__Brief__.
In the passage on EU research investment, condense the paragraph beginning "An investment plan presented" into one shorter sentence that keeps its main facts.

>> START Document text

This could help overcome a reticence among companies to invest on their own in high-risk, high-investment areas, he said.

An investment plan presented by the commission and the European Investment Bank would help to raise more private investment for riskier projects that would benefit R&D across Europe, he said.

Long-term investment

“We want to create an environment that is friendly to long-term investment and can benefit research, innovation and science,” he said.

This approach was not intended to undermine the importance of fundamental research in favour of applied and near-to-market research.

“I’m of the view that they are two sides of the same coin,” he said. “Fundamental research is for me the stream that leads into the rivers of technology and innovation,” he said.

“But we have also to recognise that while the EU is efficient in transforming money into knowledge, we are not so good at transforming this knowledge into new products and services.”

Too often discoveries made in the EU ended up being brought to market by commercialisation in the US.

>> END Document text
>> START Data

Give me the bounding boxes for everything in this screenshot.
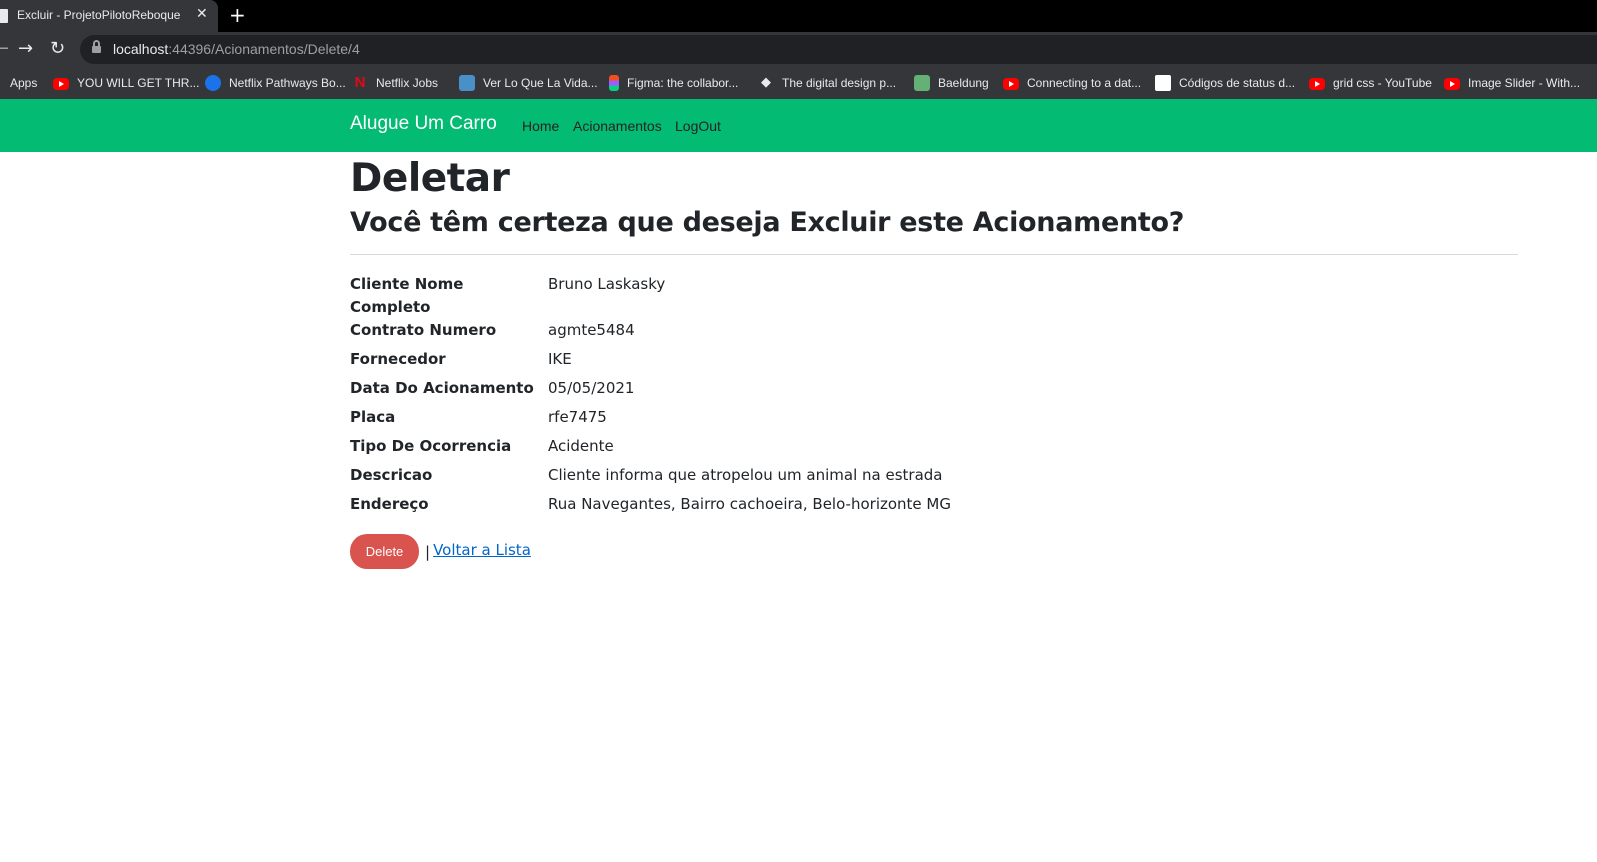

>> END Data

__Solution for this exercise__.
He said an investment plan from the commission and the European Investment Bank would attract more private money to riskier projects that benefit R&D across Europe.